== Raw data ==

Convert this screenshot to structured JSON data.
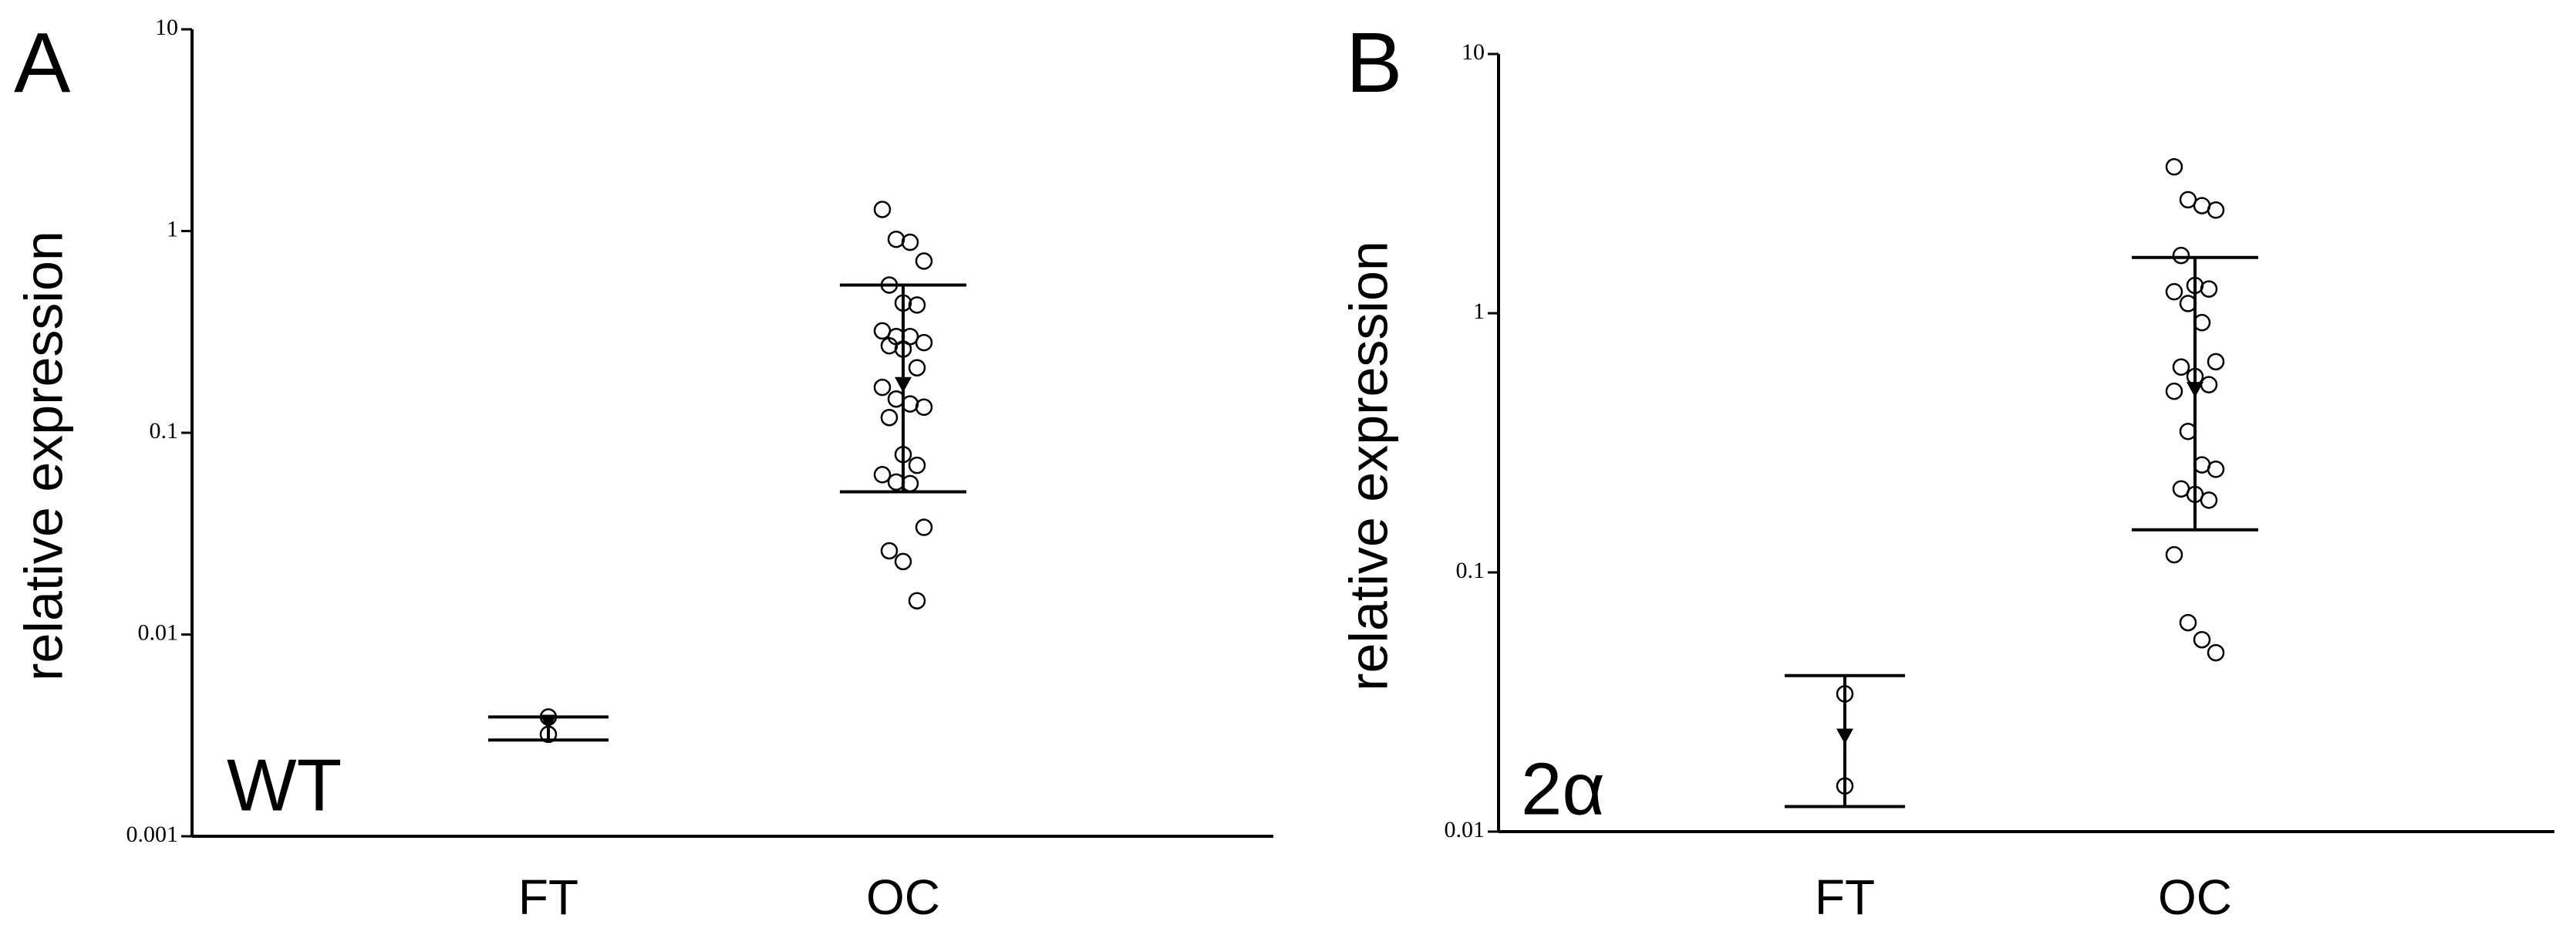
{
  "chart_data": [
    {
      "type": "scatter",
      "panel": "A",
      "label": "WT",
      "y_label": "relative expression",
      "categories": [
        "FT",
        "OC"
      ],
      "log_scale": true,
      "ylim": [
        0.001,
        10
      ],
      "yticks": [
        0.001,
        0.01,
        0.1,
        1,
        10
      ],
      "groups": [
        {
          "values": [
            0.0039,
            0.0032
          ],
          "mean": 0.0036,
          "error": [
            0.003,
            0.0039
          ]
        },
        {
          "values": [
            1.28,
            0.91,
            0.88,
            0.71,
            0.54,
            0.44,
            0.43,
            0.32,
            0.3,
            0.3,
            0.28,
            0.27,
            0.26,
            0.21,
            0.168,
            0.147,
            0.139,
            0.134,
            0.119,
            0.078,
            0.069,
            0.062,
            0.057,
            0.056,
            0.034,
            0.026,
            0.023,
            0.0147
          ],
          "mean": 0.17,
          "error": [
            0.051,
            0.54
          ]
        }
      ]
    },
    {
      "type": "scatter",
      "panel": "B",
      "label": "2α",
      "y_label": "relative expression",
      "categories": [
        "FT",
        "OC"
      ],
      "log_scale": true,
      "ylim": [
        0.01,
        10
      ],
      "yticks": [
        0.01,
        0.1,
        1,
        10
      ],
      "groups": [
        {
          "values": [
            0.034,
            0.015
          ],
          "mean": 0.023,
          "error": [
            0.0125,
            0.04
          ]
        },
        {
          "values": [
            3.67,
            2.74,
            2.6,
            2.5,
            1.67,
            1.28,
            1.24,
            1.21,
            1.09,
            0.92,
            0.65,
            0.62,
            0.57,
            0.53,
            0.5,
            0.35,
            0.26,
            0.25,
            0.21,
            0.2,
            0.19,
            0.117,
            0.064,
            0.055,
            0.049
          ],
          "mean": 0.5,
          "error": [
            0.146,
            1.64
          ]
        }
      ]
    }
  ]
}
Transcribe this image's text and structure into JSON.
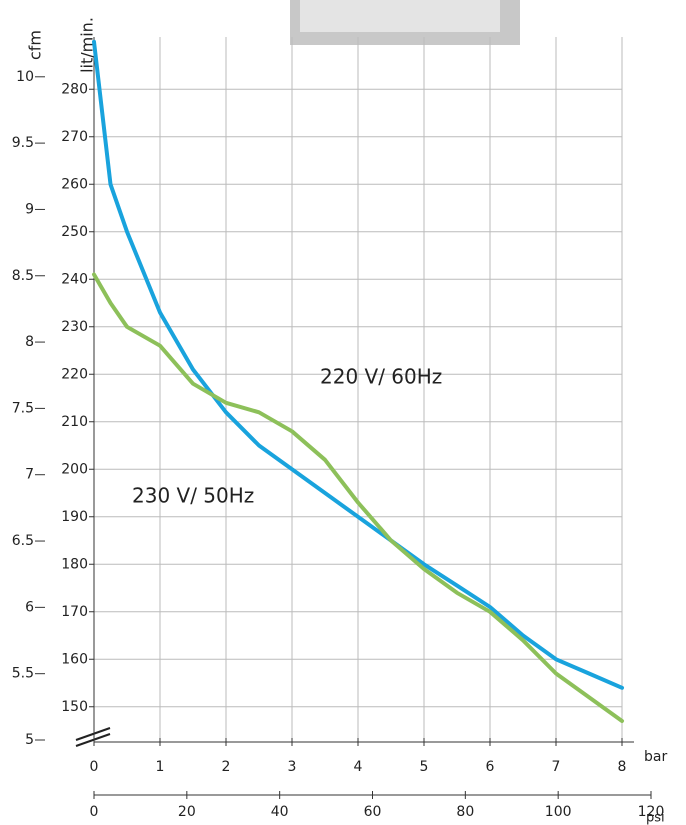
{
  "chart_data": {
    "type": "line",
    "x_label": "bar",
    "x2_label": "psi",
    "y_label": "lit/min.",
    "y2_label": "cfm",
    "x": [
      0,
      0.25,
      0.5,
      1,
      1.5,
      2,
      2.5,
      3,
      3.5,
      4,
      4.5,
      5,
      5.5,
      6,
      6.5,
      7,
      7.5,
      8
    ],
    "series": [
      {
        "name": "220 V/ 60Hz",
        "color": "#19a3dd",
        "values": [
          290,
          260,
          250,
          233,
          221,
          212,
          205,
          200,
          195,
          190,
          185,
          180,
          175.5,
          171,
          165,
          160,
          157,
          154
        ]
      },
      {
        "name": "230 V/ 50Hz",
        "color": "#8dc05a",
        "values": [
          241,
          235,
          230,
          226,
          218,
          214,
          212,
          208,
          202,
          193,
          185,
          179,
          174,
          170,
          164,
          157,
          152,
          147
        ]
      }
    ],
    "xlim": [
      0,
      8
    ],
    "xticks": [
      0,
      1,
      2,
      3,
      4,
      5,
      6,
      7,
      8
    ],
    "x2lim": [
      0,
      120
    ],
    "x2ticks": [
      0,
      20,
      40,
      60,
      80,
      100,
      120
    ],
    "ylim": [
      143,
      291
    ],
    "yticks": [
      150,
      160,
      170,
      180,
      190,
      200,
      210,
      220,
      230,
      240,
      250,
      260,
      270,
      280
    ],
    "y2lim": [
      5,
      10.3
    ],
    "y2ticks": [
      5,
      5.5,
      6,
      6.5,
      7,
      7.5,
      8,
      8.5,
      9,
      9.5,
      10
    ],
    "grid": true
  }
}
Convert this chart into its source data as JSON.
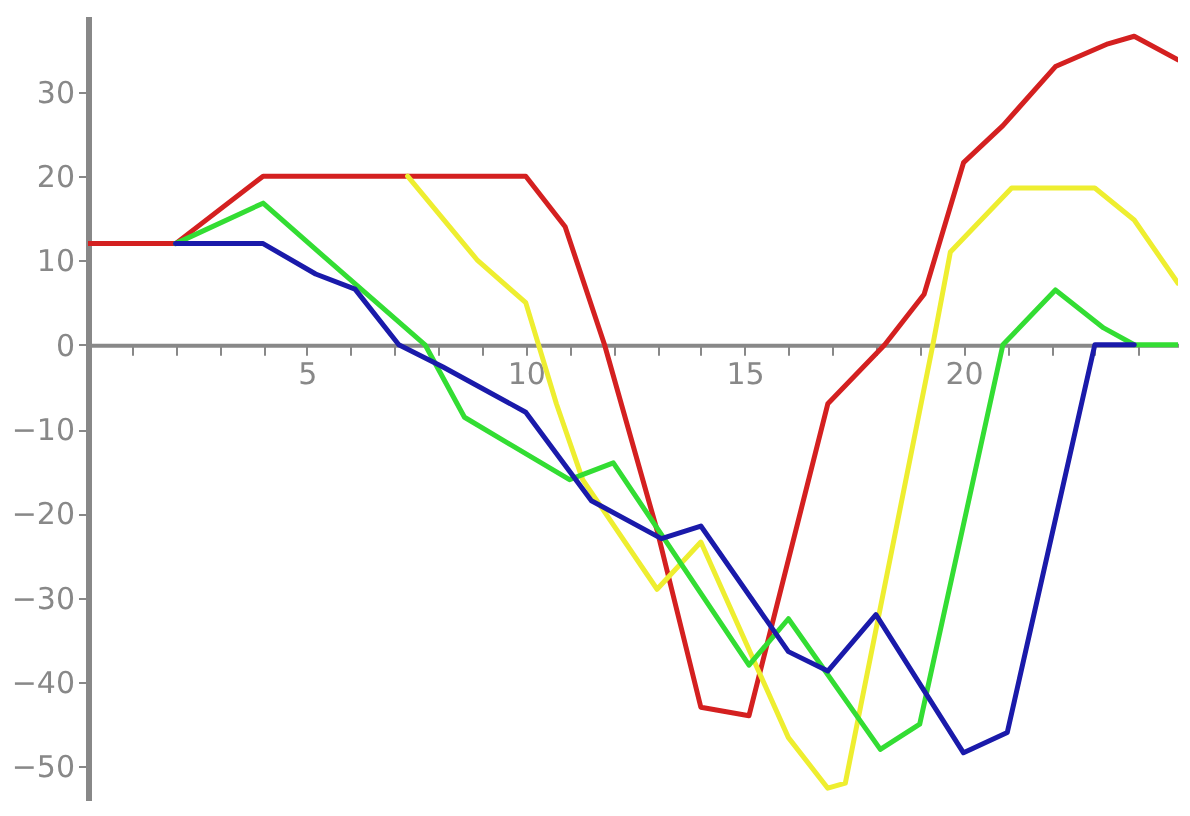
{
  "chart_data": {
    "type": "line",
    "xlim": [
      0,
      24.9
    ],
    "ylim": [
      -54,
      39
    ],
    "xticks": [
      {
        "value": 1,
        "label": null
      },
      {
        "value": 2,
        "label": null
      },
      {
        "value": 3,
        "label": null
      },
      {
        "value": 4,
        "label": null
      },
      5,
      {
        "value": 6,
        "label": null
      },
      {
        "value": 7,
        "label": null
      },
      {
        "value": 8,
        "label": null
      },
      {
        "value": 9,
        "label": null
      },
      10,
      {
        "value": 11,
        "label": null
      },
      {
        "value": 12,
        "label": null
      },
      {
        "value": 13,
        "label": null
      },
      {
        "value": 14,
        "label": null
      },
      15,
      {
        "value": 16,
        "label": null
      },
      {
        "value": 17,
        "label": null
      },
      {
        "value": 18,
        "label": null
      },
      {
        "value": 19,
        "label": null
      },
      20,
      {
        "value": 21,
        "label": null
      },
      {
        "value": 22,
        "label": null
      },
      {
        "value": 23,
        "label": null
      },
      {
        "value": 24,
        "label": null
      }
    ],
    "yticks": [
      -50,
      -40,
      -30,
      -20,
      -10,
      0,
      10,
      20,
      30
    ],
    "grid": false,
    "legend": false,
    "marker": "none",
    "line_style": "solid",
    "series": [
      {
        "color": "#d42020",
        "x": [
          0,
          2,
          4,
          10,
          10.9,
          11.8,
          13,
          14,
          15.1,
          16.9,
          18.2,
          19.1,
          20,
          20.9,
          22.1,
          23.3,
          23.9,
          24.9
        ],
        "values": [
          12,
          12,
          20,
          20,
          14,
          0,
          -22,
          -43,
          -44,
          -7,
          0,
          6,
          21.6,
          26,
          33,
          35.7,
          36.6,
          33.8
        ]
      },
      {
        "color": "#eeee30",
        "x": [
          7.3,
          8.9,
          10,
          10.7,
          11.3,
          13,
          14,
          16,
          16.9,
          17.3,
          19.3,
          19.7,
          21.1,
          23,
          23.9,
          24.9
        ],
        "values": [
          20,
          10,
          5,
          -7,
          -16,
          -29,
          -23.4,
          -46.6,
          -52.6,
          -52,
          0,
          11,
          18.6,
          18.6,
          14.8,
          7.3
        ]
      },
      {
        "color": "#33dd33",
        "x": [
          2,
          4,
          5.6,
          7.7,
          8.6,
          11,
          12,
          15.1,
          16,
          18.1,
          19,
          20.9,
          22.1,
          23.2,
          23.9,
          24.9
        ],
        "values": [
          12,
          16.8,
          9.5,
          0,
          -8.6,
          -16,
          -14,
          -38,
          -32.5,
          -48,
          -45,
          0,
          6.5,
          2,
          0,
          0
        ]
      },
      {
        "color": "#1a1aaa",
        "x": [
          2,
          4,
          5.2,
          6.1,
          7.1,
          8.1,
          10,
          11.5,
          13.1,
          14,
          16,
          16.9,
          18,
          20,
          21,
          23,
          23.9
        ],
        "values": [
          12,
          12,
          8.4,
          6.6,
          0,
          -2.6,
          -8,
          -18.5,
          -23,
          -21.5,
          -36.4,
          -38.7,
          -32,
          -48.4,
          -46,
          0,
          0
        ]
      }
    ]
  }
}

===

### Written instruction
For the entries above, state how many lines contain the word "color". Provide the number by itself.

### Reply to the exercise
6